It was January 15, 2017. I was sitting down, facing my gate, waiting for my flight from Montreal to Peru. I remember being excited and scared both at the same time. For the first time in my life, I did not have much of a plan about my foreseeable future.

My original plan was to travel for a full year. I remember looking ahead and being excited about coming back to Montreal, seeing all of my friends and talking about all the great stories from my travels.

But deep down, I knew that I did not want to call Montreal my home ever again.

So that initial year of travel turned into two, and now to three. I still cannot believe that it has been almost three years since I quit my job in Canada and left all my friends and my possessions behind, packed what I could in a backpack, and set out on my own to discover the world.

During the time since I left home, I have visited many countries and countless cities, and have met an innumerable amount of people from each corner of the world.

Each new day and new adventure has brought new realizations about my life and where I am now, and how life has changed since I left home 3 years ago:

Realizations since I left home to travel the world- Lijiang Yunnan travel


As sad as this may sound, it is one of the biggest truths that being away from home has made me realize.

When I left Canada, I was of a mind to keep in touch with all of my friends as often as I could for as long as I could. And I did…. for a while.

Being away for a long time made it difficult for some of my friends and I to keep up with each other. We could no longer bond over a beer, go to the movies or take a trip together. Going through stuff together was no longer an option.

On top of that, life continued to happen for my friends and me, and thus, growing apart was inevitable. 

As time went by, the time between each call, e-mail or message took longer and longer, until one day I realized we hadn’t heard from each other in a long time.

Ultimately, some of those friendships inevitably ended up dwindling away.

Realizations since I left home to travel - Luxor, Egypt


As hard as it has been to keep all my friendships intact, I am glad to say that some of my friendships have grown even stronger.

The truth is that true friendships will survive no matter the amount of time you spend away and the distance that separates you. A true friend will make plans to meet you all the way across the world, no matter the cost. And a true friend will look for ways to keep in touch, even when you forget to do it yourself.

For me, even though it is not always easy, I now make sure that I connect with them from time to time. I have learned to send the odd message here and there to make sure my friends know that I’m alive. Even tagging each other on memes does the trick.

**EXERCISE TASK 1**.
Answer these about the travel essay:
(a) On what date was the writer waiting at the gate for the flight from Montreal to Peru?
(b) How long did the writer originally plan to travel?
(c) What does the writer say tagging friends on does the trick for staying in touch?
**EXERCISE TASK 2**. Can you reproduce the travel essay word for word between "On top of that, life" and "grown even stronger.", inclusive?

**STORED ROWS**.
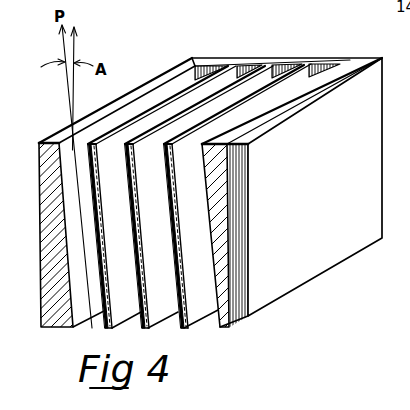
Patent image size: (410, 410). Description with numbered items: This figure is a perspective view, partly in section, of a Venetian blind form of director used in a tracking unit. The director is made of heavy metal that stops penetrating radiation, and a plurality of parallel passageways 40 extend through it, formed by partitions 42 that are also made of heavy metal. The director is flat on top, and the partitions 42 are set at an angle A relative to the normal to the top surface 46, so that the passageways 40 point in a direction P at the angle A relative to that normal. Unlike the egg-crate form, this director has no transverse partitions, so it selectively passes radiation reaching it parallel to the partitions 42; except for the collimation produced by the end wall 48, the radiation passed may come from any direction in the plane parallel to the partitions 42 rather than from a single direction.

The passageways 40 is at (250, 68).
The partitions 42 is at (302, 68).
The top surface 46 is at (172, 72).
The end wall 48 is at (327, 62).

**OUTPUT 1**.
(a) January 15, 2017
(b) A full year
(c) Memes

**OUTPUT 2**.
On top of that, life continued to happen for my friends and me, and thus, growing apart was inevitable. 

As time went by, the time between each call, e-mail or message took longer and longer, until one day I realized we hadn’t heard from each other in a long time.

Ultimately, some of those friendships inevitably ended up dwindling away.

Realizations since I left home to travel - Luxor, Egypt


As hard as it has been to keep all my friendships intact, I am glad to say that some of my friendships have grown even stronger.